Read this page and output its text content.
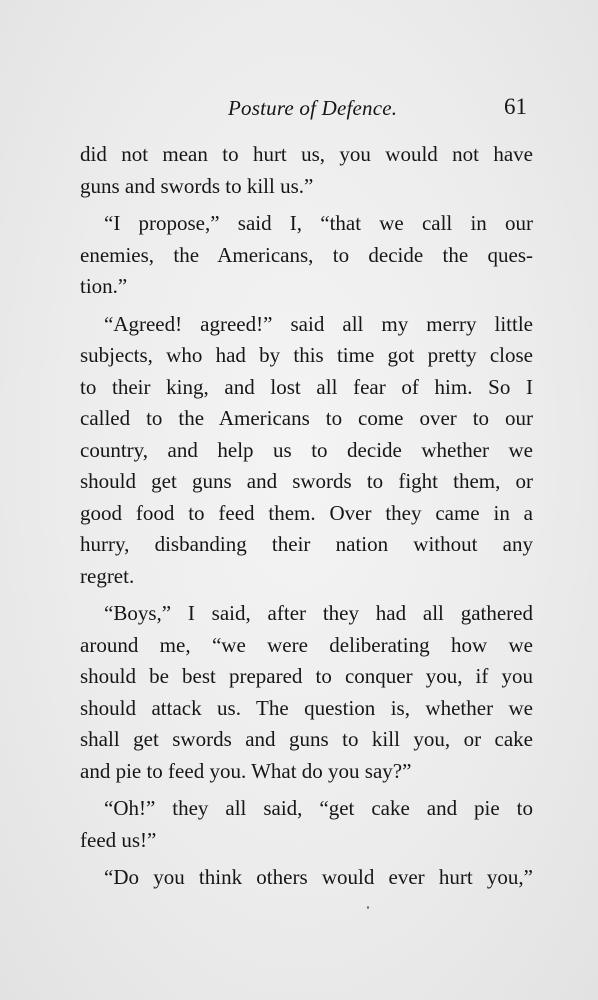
Posture of Defence.	61
did not mean to hurt us, you would not have
guns and swords to kill us.”
“I propose,” said I, “that we call in our
enemies, the Americans, to decide the ques-
tion.”
“Agreed! agreed!” said all my merry little
subjects, who had by this time got pretty close
to their king, and lost all fear of him. So I
called to the Americans to come over to our
country, and help us to decide whether we
should get guns and swords to fight them, or
good food to feed them. Over they came in a
hurry, disbanding their nation without any
regret.
“Boys,” I said, after they had all gathered
around me, “we were deliberating how we
should be best prepared to conquer you, if you
should attack us. The question is, whether we
shall get swords and guns to kill you, or cake
and pie to feed you. What do you say?”
“Oh!” they all said, “get cake and pie to
feed us!”
“Do you think others would ever hurt you,”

• **EXERCISE GOAL**
Make an exact copy of every entry above, minus the images.

• **FULL OUTPUT**
Read this page and output its text content.
Posture of Defence.	61
did not mean to hurt us, you would not have
guns and swords to kill us.”
“I propose,” said I, “that we call in our
enemies, the Americans, to decide the ques-
tion.”
“Agreed! agreed!” said all my merry little
subjects, who had by this time got pretty close
to their king, and lost all fear of him. So I
called to the Americans to come over to our
country, and help us to decide whether we
should get guns and swords to fight them, or
good food to feed them. Over they came in a
hurry, disbanding their nation without any
regret.
“Boys,” I said, after they had all gathered
around me, “we were deliberating how we
should be best prepared to conquer you, if you
should attack us. The question is, whether we
shall get swords and guns to kill you, or cake
and pie to feed you. What do you say?”
“Oh!” they all said, “get cake and pie to
feed us!”
“Do you think others would ever hurt you,”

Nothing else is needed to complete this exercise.